**Exercise**
From the entries below, work out the number of lines that hold the word "trace", and give that number alone.

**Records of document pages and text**
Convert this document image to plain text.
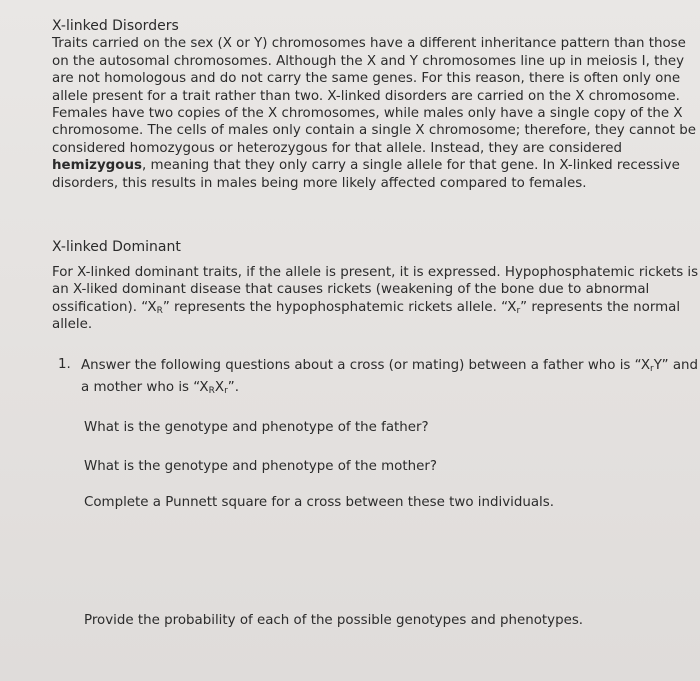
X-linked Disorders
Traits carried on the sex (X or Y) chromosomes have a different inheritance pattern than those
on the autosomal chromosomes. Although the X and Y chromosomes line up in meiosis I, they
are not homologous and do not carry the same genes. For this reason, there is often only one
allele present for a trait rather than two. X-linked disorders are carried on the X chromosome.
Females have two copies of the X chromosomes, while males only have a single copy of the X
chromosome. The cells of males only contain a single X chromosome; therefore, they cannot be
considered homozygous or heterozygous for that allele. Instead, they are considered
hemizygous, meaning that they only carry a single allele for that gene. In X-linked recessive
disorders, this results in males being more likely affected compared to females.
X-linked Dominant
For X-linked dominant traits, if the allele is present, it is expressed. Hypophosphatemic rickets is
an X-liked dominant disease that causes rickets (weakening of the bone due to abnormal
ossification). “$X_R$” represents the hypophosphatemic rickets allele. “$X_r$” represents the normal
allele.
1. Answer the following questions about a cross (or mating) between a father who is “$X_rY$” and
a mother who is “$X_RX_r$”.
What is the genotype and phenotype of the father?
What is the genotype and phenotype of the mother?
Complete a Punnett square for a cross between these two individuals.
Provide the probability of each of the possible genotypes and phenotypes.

---

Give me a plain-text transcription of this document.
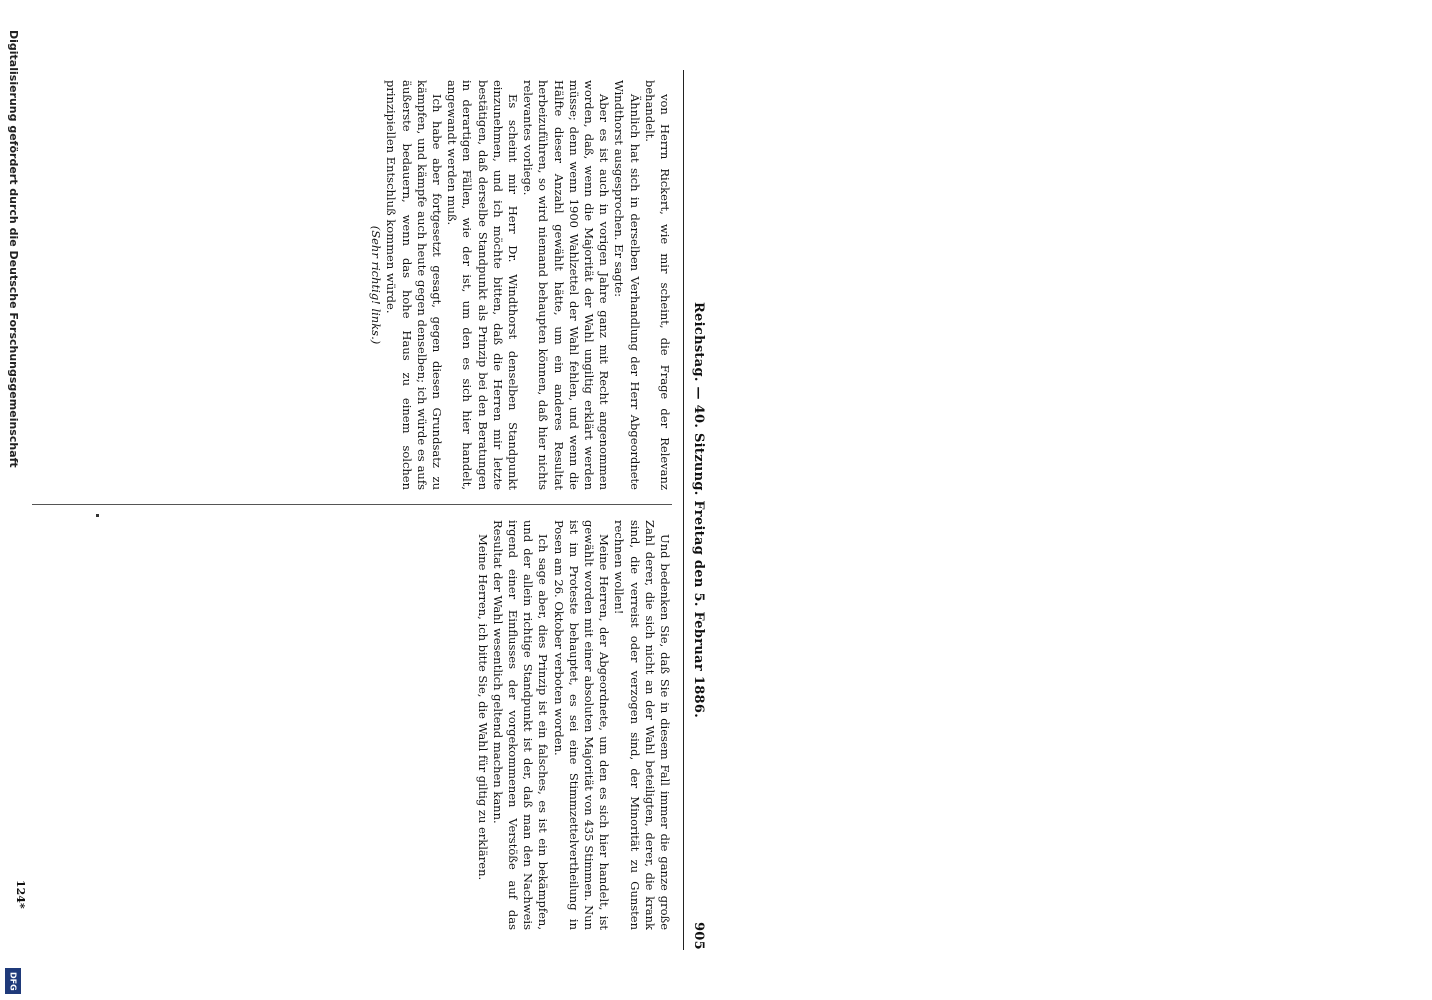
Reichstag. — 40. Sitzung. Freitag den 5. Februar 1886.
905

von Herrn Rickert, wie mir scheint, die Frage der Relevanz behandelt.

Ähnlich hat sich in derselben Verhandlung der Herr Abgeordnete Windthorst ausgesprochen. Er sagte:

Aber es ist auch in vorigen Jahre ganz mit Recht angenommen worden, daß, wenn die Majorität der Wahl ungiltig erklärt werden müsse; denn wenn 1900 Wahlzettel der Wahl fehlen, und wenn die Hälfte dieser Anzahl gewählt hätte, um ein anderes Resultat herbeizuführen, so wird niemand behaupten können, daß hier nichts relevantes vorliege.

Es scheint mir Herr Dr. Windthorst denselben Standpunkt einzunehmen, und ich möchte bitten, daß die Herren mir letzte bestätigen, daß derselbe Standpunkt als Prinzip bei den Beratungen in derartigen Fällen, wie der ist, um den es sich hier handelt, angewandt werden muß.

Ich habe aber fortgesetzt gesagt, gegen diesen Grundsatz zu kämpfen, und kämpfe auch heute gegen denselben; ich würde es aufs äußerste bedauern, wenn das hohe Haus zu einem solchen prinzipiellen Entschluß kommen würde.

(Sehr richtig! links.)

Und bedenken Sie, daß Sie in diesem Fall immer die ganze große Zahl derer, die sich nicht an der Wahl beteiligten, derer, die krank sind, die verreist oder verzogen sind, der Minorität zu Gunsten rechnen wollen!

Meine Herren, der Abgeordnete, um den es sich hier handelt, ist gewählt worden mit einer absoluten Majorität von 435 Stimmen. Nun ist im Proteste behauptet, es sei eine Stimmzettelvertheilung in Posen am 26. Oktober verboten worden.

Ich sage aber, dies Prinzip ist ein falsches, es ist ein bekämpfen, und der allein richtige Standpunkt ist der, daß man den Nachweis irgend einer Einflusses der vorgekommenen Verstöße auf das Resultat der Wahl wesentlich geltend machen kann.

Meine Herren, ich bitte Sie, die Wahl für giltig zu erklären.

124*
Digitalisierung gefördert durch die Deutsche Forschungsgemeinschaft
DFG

* * *

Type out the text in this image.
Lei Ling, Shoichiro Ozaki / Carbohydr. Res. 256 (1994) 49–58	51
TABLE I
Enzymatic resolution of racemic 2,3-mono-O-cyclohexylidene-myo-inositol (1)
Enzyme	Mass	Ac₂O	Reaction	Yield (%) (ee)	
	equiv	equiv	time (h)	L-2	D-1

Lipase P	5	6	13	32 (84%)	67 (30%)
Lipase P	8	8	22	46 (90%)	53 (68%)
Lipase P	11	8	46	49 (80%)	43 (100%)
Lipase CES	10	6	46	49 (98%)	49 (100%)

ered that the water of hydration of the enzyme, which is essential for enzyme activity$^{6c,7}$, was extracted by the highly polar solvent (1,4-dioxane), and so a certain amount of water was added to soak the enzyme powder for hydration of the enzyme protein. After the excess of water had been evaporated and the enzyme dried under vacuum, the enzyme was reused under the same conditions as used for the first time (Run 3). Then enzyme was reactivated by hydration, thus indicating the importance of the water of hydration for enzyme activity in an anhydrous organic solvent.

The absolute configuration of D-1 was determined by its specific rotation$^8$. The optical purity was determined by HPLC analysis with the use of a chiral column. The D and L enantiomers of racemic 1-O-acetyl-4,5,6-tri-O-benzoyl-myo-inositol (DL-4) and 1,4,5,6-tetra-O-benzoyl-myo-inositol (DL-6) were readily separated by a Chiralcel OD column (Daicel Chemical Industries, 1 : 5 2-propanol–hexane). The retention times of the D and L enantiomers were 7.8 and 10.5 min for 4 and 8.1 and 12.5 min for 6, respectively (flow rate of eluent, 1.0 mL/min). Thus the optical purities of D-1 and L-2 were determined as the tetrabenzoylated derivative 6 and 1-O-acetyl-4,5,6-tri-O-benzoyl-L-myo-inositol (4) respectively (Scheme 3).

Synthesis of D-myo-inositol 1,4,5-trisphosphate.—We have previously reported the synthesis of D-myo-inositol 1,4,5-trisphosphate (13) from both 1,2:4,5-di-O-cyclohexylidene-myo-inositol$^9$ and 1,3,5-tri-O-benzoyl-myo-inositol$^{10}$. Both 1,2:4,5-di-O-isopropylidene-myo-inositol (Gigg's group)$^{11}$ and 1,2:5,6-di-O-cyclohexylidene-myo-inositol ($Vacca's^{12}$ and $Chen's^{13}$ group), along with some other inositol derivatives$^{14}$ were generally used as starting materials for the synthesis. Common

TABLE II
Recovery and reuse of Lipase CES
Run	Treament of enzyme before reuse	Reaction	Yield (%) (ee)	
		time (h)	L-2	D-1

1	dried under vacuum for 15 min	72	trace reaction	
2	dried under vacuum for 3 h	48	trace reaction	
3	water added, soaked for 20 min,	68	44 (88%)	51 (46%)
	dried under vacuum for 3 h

**Expected output**
2